[Text]

Male and female reproductive toxicity induced by sub-chronic ethanol exposure in CF-1 mice.

CEBRAL E; ABREVAYA X; MUDRY MD

CELL BIOLOGY AND TOXICOLOGY

SPRINGER

Año: 2011 vol. 27 p. 1 - 12

0742-2091

Since genetic damage induced by ethanol exposure is controversial and incomplete and because germ and somatic cells constitute bioindicators for monitoring reproductive toxicity and genotoxic actions of ethanol consumption, the purpose of the present investigation was to evaluate morphological sperm, oocyte alterations and parental genotoxic effects after sub-chronic ethanol intake in the CF-1 outbred mouse strain. Ethanol 10% was administered to CF-1 adult male (treated males, TM) and female (treated females, TF) mice for 27 days, whereas water was given to controls from both sexes too (CM and CF). Post-treatment micronucleus frequency (MN-PCE/1000/mouse) and gamete morphology were evaluated. To test whether change of female reproductive status results in maternal genotoxicity, CF-1 females received ethanol 10% (exposed group, PTF) or water (control group, PCF) in drinking water for 17 days previous and up to 10 days of gestation. TM had a high percentage of abnormal spermatozoa vs CM (p<0.001) and elevated parthenogenetic activated oocyte frequency appeared in TF vs CF (p<0.001). Sub-chronic ethanol ingestion induced increased MN frequency in TM and TF (p<0.01). In periconceptionally treated females (PTF), where blood alcohol concentrations were between 19-28 mg/dl, very significantly increased MN frequency was found vs PCF (p<0.01), whereas MN values were similar to TF. These results show that sub-chronic alcohol ingestion in CF-1 mice produces sperm head dysmorphogenesis and oocyte nuclear anomalies, suggesting that morphological abnormalities in germ cells are probably related to parental genotoxicity after ethanol consumption.

[Given information]
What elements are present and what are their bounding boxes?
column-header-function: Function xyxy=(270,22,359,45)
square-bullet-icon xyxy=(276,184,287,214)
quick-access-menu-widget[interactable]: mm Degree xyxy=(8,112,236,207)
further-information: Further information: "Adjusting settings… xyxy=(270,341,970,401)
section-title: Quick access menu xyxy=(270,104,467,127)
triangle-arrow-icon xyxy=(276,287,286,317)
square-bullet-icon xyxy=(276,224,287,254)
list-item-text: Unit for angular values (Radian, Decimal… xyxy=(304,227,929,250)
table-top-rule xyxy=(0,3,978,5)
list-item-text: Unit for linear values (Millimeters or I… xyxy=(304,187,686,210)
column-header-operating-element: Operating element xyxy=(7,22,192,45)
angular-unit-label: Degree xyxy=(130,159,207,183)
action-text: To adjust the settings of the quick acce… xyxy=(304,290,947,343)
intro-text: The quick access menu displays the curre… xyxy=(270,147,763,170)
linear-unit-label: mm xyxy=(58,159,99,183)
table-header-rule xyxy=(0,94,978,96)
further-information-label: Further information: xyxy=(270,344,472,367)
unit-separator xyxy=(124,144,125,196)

[Exercise aim]
Answer from the abstract on ethanol exposure in CF-1 mice:
(a) For how many days were the adult male and female mice given ethanol?
(b) What blood alcohol concentrations were measured in the periconceptionally treated females?
(c) What ethanol concentration was given to the exposed groups?
The data comes from a different source than the abstract.

[Exercise result]
(a) 27 days
(b) Between 19 and 28 mg/dl
(c) 10%